[START OF Data provided]

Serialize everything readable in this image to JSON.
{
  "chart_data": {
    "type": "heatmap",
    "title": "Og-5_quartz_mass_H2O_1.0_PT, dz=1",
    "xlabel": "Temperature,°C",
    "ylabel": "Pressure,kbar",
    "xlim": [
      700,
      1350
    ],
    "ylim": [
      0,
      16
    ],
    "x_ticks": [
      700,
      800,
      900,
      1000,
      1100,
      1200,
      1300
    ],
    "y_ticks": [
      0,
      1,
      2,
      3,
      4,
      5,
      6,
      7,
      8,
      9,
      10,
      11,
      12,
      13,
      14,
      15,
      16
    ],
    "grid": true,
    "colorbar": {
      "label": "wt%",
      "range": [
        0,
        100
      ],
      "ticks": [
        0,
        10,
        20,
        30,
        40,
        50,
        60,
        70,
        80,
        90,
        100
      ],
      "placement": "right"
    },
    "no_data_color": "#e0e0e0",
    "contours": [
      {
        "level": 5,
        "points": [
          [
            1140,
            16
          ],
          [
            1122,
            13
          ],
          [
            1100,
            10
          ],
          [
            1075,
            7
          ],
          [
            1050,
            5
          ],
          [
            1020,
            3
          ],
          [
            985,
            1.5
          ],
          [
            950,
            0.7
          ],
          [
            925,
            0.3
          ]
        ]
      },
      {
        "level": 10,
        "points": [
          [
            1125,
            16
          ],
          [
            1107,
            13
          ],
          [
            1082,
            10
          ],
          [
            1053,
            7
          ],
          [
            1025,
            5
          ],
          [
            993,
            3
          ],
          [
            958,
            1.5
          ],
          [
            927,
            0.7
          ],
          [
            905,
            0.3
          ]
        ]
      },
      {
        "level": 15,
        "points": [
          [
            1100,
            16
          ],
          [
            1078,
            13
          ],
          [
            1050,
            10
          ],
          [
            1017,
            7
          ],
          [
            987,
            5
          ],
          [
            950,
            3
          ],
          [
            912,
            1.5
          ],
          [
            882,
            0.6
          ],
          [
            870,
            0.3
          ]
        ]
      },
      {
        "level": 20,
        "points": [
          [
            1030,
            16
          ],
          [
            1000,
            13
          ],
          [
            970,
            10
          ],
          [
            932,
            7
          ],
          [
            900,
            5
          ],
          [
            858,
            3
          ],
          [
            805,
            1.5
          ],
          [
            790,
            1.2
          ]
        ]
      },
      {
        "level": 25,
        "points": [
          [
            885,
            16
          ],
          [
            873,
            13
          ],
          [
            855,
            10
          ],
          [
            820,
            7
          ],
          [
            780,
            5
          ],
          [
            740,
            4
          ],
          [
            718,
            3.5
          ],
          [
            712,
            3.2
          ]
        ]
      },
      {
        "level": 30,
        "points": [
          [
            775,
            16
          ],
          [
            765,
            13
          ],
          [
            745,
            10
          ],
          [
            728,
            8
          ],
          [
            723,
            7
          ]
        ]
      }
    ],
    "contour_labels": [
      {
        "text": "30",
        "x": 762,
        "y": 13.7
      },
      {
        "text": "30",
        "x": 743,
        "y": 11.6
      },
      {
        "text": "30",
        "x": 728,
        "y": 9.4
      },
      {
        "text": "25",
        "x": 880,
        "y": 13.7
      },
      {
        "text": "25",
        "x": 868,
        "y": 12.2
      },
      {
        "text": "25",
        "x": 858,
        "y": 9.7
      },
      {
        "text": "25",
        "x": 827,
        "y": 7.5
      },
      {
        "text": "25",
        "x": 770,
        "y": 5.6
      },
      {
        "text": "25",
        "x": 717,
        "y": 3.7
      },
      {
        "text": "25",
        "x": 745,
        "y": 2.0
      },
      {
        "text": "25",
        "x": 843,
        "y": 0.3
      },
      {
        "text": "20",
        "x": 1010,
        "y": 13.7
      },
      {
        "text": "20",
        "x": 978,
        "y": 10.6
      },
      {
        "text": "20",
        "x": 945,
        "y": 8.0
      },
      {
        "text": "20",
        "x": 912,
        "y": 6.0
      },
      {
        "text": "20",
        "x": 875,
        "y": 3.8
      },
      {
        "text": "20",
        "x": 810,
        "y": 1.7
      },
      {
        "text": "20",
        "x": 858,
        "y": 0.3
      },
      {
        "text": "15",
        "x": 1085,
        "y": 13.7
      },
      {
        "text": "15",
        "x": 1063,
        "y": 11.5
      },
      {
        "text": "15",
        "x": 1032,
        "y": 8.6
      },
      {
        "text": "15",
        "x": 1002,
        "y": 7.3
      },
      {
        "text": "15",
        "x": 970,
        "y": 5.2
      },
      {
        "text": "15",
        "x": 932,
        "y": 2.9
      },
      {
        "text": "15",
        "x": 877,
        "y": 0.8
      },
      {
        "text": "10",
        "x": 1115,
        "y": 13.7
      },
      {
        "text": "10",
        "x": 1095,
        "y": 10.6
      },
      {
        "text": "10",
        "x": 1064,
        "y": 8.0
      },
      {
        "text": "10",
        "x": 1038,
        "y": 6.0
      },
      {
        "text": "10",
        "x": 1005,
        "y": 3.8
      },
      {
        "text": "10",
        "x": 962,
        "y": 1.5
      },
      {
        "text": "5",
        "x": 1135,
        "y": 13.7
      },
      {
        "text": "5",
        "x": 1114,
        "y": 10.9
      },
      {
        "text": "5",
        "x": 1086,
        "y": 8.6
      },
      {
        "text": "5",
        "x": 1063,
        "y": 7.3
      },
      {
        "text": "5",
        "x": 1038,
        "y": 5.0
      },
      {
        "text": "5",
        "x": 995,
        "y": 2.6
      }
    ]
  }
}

[END OF Data provided]

Output every record above exactly as it appears.

Serialize everything readable in this image to JSON.
{
  "chart_data": {
    "type": "heatmap",
    "title": "Og-5_quartz_mass_H2O_1.0_PT, dz=1",
    "xlabel": "Temperature,°C",
    "ylabel": "Pressure,kbar",
    "xlim": [
      700,
      1350
    ],
    "ylim": [
      0,
      16
    ],
    "x_ticks": [
      700,
      800,
      900,
      1000,
      1100,
      1200,
      1300
    ],
    "y_ticks": [
      0,
      1,
      2,
      3,
      4,
      5,
      6,
      7,
      8,
      9,
      10,
      11,
      12,
      13,
      14,
      15,
      16
    ],
    "grid": true,
    "colorbar": {
      "label": "wt%",
      "range": [
        0,
        100
      ],
      "ticks": [
        0,
        10,
        20,
        30,
        40,
        50,
        60,
        70,
        80,
        90,
        100
      ],
      "placement": "right"
    },
    "no_data_color": "#e0e0e0",
    "contours": [
      {
        "level": 5,
        "points": [
          [
            1140,
            16
          ],
          [
            1122,
            13
          ],
          [
            1100,
            10
          ],
          [
            1075,
            7
          ],
          [
            1050,
            5
          ],
          [
            1020,
            3
          ],
          [
            985,
            1.5
          ],
          [
            950,
            0.7
          ],
          [
            925,
            0.3
          ]
        ]
      },
      {
        "level": 10,
        "points": [
          [
            1125,
            16
          ],
          [
            1107,
            13
          ],
          [
            1082,
            10
          ],
          [
            1053,
            7
          ],
          [
            1025,
            5
          ],
          [
            993,
            3
          ],
          [
            958,
            1.5
          ],
          [
            927,
            0.7
          ],
          [
            905,
            0.3
          ]
        ]
      },
      {
        "level": 15,
        "points": [
          [
            1100,
            16
          ],
          [
            1078,
            13
          ],
          [
            1050,
            10
          ],
          [
            1017,
            7
          ],
          [
            987,
            5
          ],
          [
            950,
            3
          ],
          [
            912,
            1.5
          ],
          [
            882,
            0.6
          ],
          [
            870,
            0.3
          ]
        ]
      },
      {
        "level": 20,
        "points": [
          [
            1030,
            16
          ],
          [
            1000,
            13
          ],
          [
            970,
            10
          ],
          [
            932,
            7
          ],
          [
            900,
            5
          ],
          [
            858,
            3
          ],
          [
            805,
            1.5
          ],
          [
            790,
            1.2
          ]
        ]
      },
      {
        "level": 25,
        "points": [
          [
            885,
            16
          ],
          [
            873,
            13
          ],
          [
            855,
            10
          ],
          [
            820,
            7
          ],
          [
            780,
            5
          ],
          [
            740,
            4
          ],
          [
            718,
            3.5
          ],
          [
            712,
            3.2
          ]
        ]
      },
      {
        "level": 30,
        "points": [
          [
            775,
            16
          ],
          [
            765,
            13
          ],
          [
            745,
            10
          ],
          [
            728,
            8
          ],
          [
            723,
            7
          ]
        ]
      }
    ],
    "contour_labels": [
      {
        "text": "30",
        "x": 762,
        "y": 13.7
      },
      {
        "text": "30",
        "x": 743,
        "y": 11.6
      },
      {
        "text": "30",
        "x": 728,
        "y": 9.4
      },
      {
        "text": "25",
        "x": 880,
        "y": 13.7
      },
      {
        "text": "25",
        "x": 868,
        "y": 12.2
      },
      {
        "text": "25",
        "x": 858,
        "y": 9.7
      },
      {
        "text": "25",
        "x": 827,
        "y": 7.5
      },
      {
        "text": "25",
        "x": 770,
        "y": 5.6
      },
      {
        "text": "25",
        "x": 717,
        "y": 3.7
      },
      {
        "text": "25",
        "x": 745,
        "y": 2.0
      },
      {
        "text": "25",
        "x": 843,
        "y": 0.3
      },
      {
        "text": "20",
        "x": 1010,
        "y": 13.7
      },
      {
        "text": "20",
        "x": 978,
        "y": 10.6
      },
      {
        "text": "20",
        "x": 945,
        "y": 8.0
      },
      {
        "text": "20",
        "x": 912,
        "y": 6.0
      },
      {
        "text": "20",
        "x": 875,
        "y": 3.8
      },
      {
        "text": "20",
        "x": 810,
        "y": 1.7
      },
      {
        "text": "20",
        "x": 858,
        "y": 0.3
      },
      {
        "text": "15",
        "x": 1085,
        "y": 13.7
      },
      {
        "text": "15",
        "x": 1063,
        "y": 11.5
      },
      {
        "text": "15",
        "x": 1032,
        "y": 8.6
      },
      {
        "text": "15",
        "x": 1002,
        "y": 7.3
      },
      {
        "text": "15",
        "x": 970,
        "y": 5.2
      },
      {
        "text": "15",
        "x": 932,
        "y": 2.9
      },
      {
        "text": "15",
        "x": 877,
        "y": 0.8
      },
      {
        "text": "10",
        "x": 1115,
        "y": 13.7
      },
      {
        "text": "10",
        "x": 1095,
        "y": 10.6
      },
      {
        "text": "10",
        "x": 1064,
        "y": 8.0
      },
      {
        "text": "10",
        "x": 1038,
        "y": 6.0
      },
      {
        "text": "10",
        "x": 1005,
        "y": 3.8
      },
      {
        "text": "10",
        "x": 962,
        "y": 1.5
      },
      {
        "text": "5",
        "x": 1135,
        "y": 13.7
      },
      {
        "text": "5",
        "x": 1114,
        "y": 10.9
      },
      {
        "text": "5",
        "x": 1086,
        "y": 8.6
      },
      {
        "text": "5",
        "x": 1063,
        "y": 7.3
      },
      {
        "text": "5",
        "x": 1038,
        "y": 5.0
      },
      {
        "text": "5",
        "x": 995,
        "y": 2.6
      }
    ]
  }
}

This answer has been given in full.